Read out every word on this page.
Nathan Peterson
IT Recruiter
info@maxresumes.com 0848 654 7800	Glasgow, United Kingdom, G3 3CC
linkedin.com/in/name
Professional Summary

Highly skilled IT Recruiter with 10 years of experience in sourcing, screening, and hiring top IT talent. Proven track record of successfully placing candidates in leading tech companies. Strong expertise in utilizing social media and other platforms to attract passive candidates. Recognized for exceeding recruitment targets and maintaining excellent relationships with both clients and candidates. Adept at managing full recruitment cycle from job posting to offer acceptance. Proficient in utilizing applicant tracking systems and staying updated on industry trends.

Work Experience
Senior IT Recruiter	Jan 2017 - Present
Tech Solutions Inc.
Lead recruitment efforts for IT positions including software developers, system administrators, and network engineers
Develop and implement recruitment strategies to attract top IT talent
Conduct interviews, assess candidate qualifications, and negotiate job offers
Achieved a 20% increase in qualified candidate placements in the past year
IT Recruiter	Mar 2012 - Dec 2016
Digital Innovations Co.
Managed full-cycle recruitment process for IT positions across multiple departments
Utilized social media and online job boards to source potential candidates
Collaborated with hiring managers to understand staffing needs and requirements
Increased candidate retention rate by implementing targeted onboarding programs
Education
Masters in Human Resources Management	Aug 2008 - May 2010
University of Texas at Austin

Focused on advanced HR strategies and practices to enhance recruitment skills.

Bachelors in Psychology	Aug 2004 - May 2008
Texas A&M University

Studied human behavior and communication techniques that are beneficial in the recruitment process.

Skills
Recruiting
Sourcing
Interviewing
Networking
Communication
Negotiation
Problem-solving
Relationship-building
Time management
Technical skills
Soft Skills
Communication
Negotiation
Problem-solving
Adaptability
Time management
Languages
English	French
******************************
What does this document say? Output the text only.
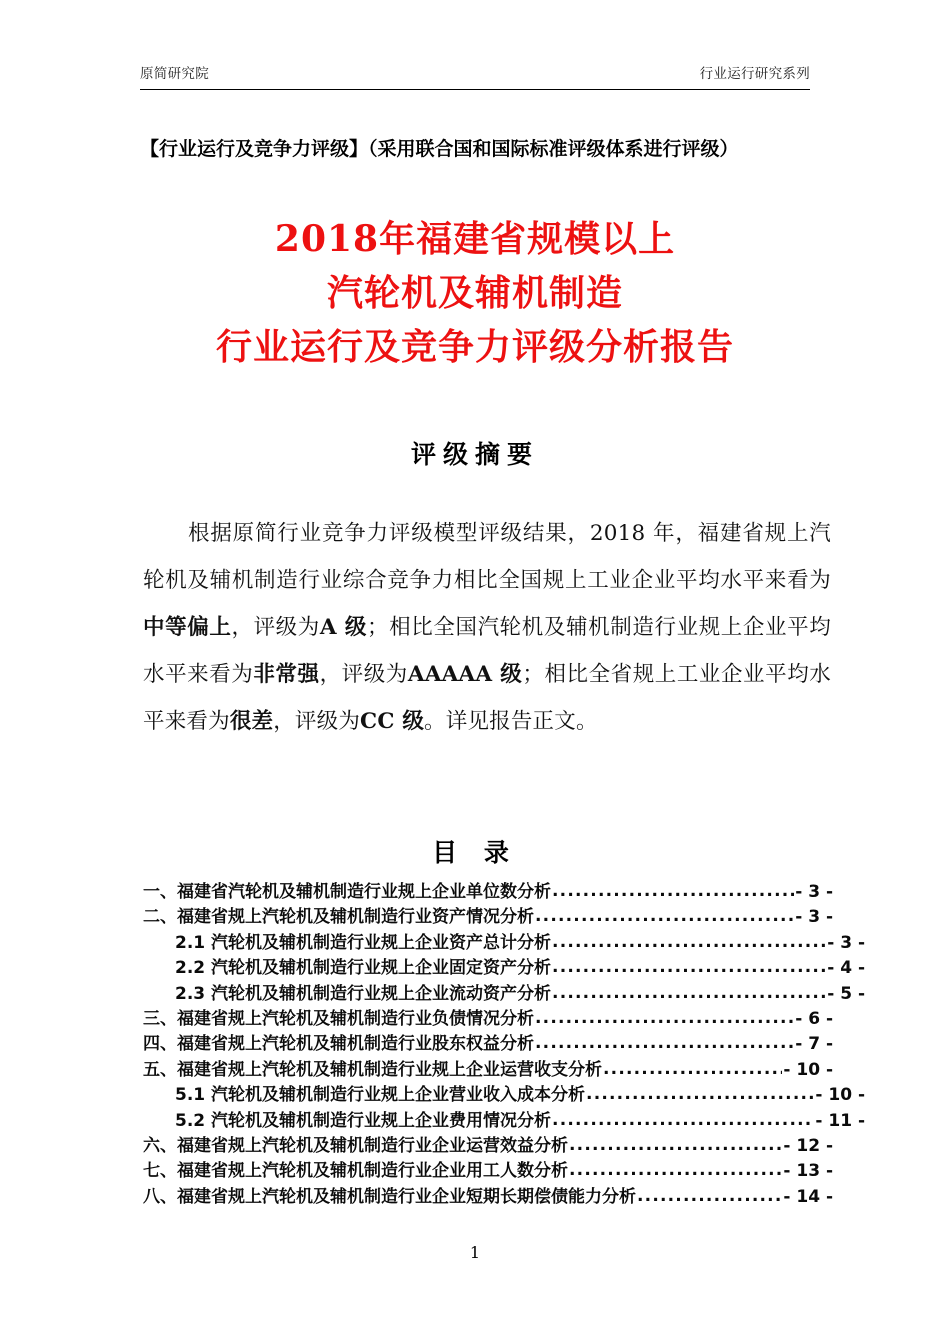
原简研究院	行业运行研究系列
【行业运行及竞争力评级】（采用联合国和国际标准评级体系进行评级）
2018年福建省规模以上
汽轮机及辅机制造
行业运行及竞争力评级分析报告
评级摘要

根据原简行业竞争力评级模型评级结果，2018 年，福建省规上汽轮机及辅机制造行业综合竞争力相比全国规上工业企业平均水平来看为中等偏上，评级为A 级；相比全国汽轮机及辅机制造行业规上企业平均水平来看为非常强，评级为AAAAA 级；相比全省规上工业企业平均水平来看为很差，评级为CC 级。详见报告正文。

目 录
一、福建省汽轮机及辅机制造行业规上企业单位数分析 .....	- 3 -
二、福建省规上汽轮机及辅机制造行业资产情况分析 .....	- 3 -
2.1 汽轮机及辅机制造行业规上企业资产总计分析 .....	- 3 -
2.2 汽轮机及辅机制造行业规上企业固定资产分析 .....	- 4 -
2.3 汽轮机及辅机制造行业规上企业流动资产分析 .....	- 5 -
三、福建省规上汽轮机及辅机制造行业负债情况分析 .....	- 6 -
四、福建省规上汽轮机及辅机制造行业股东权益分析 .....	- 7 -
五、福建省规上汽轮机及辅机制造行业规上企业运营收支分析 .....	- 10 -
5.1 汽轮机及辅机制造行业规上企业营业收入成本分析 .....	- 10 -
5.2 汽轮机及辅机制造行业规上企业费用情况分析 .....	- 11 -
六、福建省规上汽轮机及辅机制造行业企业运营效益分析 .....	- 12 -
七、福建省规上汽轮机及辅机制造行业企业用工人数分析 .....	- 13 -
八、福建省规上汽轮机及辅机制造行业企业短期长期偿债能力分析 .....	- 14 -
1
******************************
* **Problem**:
In the entries above, count every line containing the word "this". Write only the total.

* **Final result**:
2